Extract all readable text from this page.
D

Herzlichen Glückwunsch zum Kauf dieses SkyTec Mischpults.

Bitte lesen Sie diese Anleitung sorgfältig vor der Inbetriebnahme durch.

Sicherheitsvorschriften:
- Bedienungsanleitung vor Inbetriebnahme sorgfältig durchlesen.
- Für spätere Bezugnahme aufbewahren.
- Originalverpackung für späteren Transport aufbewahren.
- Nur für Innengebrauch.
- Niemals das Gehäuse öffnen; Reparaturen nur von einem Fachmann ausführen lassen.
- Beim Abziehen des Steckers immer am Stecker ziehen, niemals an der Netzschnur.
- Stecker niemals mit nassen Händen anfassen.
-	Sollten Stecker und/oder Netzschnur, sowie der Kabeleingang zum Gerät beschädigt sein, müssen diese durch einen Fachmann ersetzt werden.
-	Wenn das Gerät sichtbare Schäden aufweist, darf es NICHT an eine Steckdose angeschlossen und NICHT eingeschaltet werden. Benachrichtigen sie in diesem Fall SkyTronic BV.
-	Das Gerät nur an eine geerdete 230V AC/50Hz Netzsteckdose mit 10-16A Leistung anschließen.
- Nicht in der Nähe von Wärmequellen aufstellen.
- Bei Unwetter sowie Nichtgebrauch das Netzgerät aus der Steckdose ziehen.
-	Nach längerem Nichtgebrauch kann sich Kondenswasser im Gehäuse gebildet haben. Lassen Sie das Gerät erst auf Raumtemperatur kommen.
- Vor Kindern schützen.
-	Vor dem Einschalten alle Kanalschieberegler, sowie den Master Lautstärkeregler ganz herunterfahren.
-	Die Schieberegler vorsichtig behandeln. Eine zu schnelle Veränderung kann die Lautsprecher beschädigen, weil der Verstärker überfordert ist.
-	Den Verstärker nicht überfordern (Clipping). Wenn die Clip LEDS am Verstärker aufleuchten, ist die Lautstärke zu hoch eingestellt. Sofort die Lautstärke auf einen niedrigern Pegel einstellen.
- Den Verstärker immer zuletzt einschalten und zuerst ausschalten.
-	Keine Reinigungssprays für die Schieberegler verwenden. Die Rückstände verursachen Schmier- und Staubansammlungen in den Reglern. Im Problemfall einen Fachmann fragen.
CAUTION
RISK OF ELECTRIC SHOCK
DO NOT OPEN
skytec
...
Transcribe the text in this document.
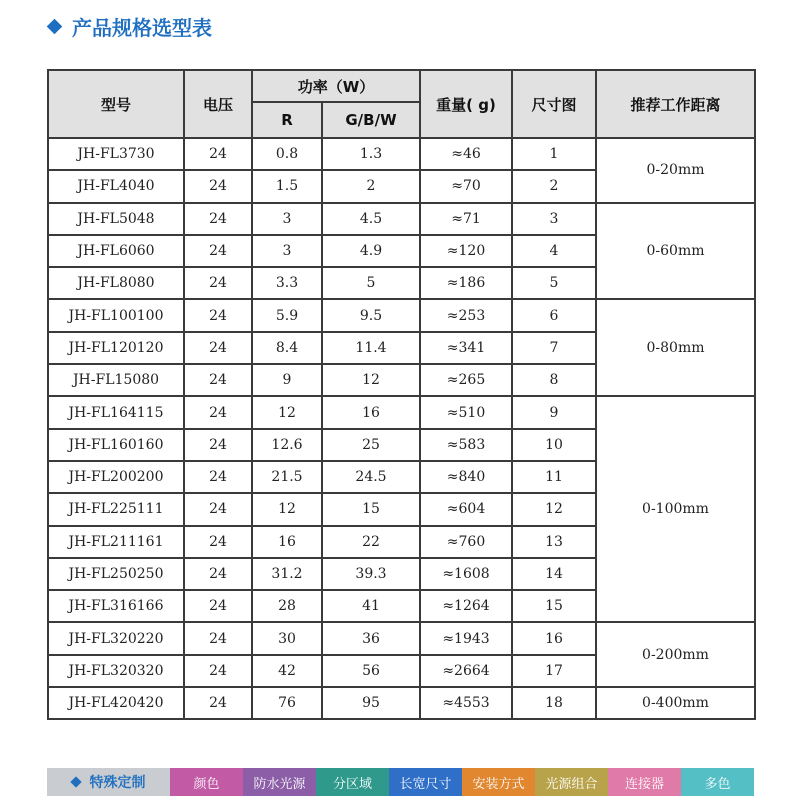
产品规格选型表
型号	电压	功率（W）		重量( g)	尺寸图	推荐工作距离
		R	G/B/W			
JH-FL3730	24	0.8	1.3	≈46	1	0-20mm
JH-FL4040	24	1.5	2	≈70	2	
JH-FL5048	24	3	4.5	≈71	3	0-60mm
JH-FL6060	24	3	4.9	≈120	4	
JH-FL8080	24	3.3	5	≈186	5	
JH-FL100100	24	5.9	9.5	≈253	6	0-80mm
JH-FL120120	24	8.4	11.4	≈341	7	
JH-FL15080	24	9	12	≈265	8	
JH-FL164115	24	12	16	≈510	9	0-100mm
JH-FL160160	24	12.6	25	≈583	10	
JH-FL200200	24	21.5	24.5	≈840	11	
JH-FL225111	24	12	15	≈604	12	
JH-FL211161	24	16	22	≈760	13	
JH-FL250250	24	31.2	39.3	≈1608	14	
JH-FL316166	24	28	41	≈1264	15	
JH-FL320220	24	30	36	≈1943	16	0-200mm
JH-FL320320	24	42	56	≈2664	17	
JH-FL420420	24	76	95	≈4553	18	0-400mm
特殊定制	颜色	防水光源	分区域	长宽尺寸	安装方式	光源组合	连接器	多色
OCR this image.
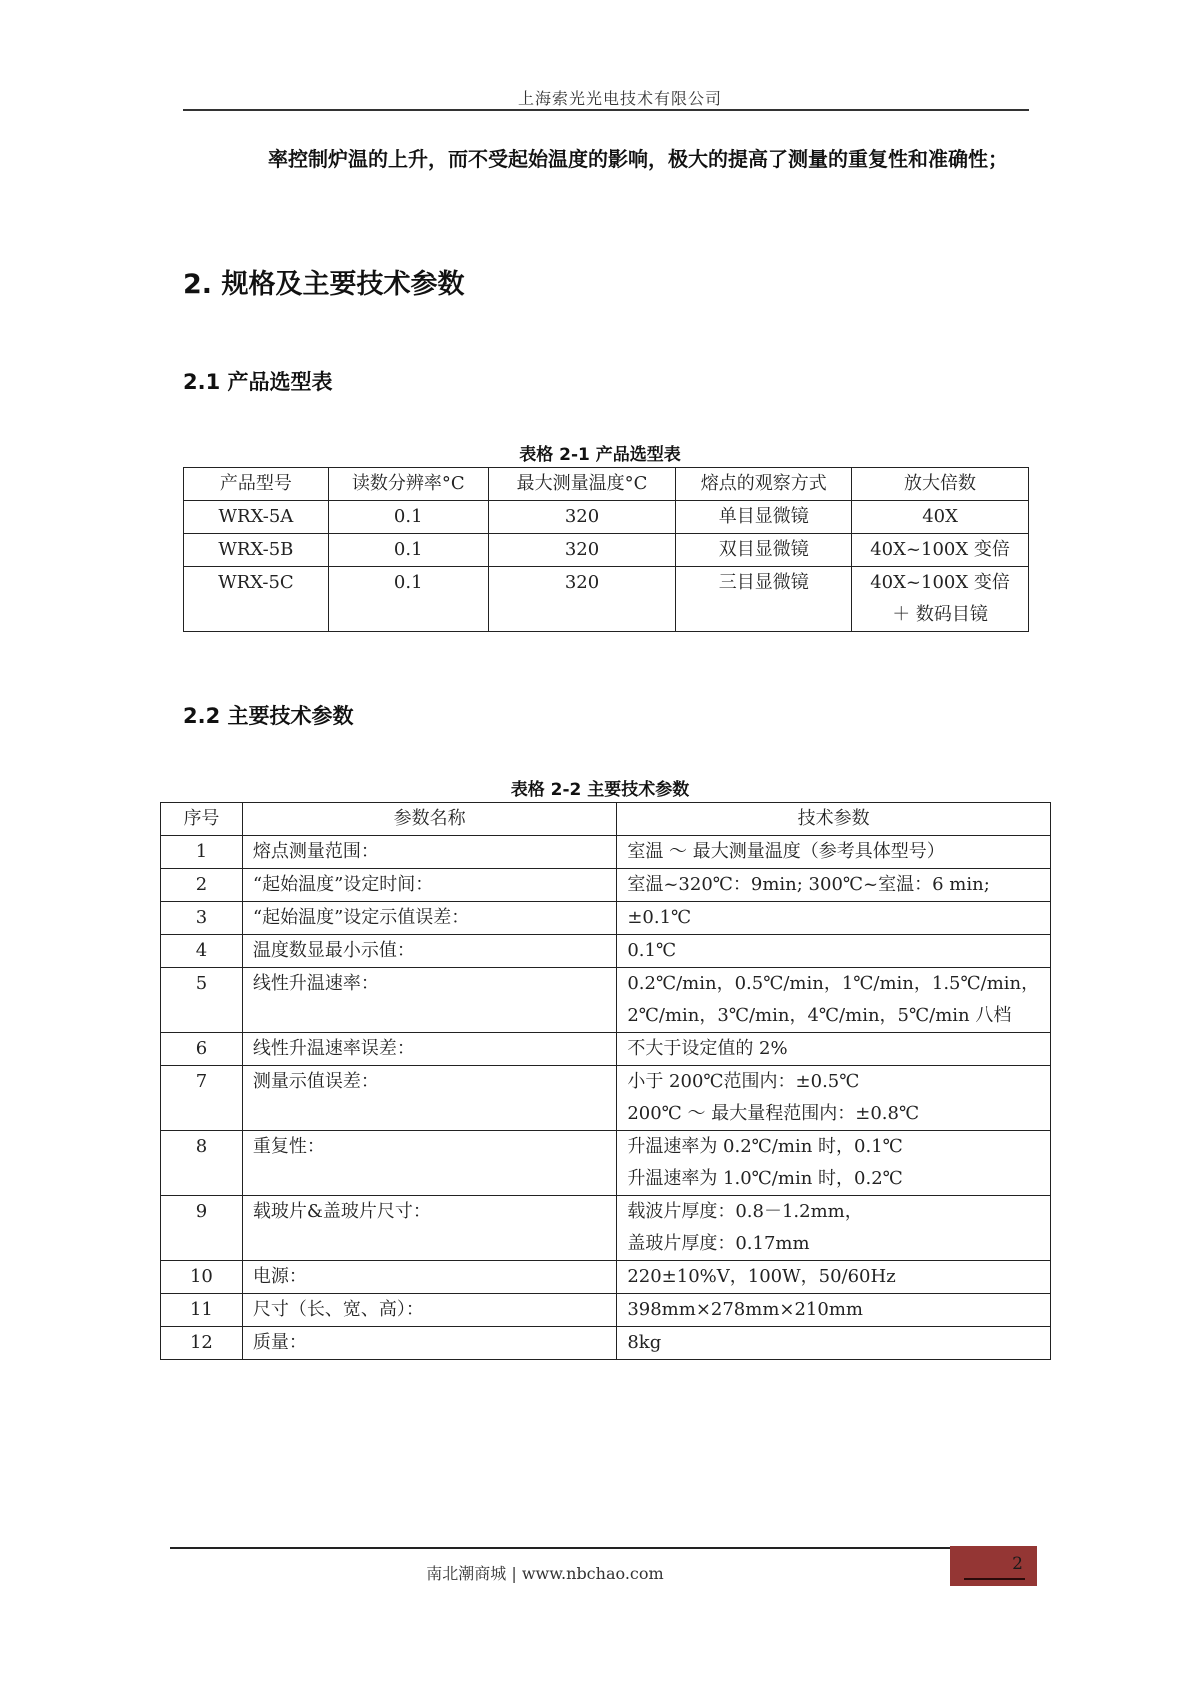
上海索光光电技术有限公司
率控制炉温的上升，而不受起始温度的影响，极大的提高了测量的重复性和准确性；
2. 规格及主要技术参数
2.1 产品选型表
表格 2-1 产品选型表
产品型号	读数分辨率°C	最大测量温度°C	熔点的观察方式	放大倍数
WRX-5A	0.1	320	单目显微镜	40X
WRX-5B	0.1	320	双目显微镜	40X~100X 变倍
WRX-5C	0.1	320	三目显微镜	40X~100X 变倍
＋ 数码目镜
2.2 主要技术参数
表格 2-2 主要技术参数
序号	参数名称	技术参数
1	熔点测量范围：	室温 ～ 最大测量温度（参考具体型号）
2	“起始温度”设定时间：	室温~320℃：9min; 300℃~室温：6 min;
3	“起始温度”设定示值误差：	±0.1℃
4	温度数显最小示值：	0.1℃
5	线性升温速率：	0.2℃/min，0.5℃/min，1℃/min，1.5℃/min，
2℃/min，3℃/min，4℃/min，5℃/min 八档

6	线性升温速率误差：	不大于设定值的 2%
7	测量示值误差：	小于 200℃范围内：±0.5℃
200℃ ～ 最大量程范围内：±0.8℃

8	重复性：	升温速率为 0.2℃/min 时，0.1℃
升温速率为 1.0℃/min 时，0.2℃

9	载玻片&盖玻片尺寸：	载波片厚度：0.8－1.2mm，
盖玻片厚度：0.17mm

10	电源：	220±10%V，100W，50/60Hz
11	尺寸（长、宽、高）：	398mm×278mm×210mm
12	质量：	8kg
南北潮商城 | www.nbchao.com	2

**Instructions to follow:** In the entries above, find the lines containing the word "text" and say how many there are, with no other words.

**Expected answer:** 2